Supplied information>
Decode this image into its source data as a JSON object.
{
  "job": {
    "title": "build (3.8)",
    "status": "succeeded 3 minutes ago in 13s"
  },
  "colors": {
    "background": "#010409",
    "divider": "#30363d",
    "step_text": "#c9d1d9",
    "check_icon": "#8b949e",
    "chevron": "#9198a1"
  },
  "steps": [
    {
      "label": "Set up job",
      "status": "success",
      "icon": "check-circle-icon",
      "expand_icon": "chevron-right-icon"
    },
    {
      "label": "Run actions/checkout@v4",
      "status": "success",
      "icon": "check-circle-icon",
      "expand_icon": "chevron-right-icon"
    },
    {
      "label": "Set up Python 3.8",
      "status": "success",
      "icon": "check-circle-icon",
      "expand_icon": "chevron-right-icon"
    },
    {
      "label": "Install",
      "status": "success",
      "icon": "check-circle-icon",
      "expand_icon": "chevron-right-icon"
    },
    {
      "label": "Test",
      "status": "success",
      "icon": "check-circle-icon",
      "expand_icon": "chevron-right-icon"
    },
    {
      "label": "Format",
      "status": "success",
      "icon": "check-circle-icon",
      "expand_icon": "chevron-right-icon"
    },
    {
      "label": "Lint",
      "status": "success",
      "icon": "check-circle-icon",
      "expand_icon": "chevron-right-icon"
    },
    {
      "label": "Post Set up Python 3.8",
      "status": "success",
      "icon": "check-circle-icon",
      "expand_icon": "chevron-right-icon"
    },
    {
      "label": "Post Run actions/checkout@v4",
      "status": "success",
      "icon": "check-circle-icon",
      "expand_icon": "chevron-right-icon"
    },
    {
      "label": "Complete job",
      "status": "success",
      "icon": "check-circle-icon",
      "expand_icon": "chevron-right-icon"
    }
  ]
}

Problem details> Provide an exact reproduction of all the entries shown above.

Result below>
Decode this image into its source data as a JSON object.
{
  "job": {
    "title": "build (3.8)",
    "status": "succeeded 3 minutes ago in 13s"
  },
  "colors": {
    "background": "#010409",
    "divider": "#30363d",
    "step_text": "#c9d1d9",
    "check_icon": "#8b949e",
    "chevron": "#9198a1"
  },
  "steps": [
    {
      "label": "Set up job",
      "status": "success",
      "icon": "check-circle-icon",
      "expand_icon": "chevron-right-icon"
    },
    {
      "label": "Run actions/checkout@v4",
      "status": "success",
      "icon": "check-circle-icon",
      "expand_icon": "chevron-right-icon"
    },
    {
      "label": "Set up Python 3.8",
      "status": "success",
      "icon": "check-circle-icon",
      "expand_icon": "chevron-right-icon"
    },
    {
      "label": "Install",
      "status": "success",
      "icon": "check-circle-icon",
      "expand_icon": "chevron-right-icon"
    },
    {
      "label": "Test",
      "status": "success",
      "icon": "check-circle-icon",
      "expand_icon": "chevron-right-icon"
    },
    {
      "label": "Format",
      "status": "success",
      "icon": "check-circle-icon",
      "expand_icon": "chevron-right-icon"
    },
    {
      "label": "Lint",
      "status": "success",
      "icon": "check-circle-icon",
      "expand_icon": "chevron-right-icon"
    },
    {
      "label": "Post Set up Python 3.8",
      "status": "success",
      "icon": "check-circle-icon",
      "expand_icon": "chevron-right-icon"
    },
    {
      "label": "Post Run actions/checkout@v4",
      "status": "success",
      "icon": "check-circle-icon",
      "expand_icon": "chevron-right-icon"
    },
    {
      "label": "Complete job",
      "status": "success",
      "icon": "check-circle-icon",
      "expand_icon": "chevron-right-icon"
    }
  ]
}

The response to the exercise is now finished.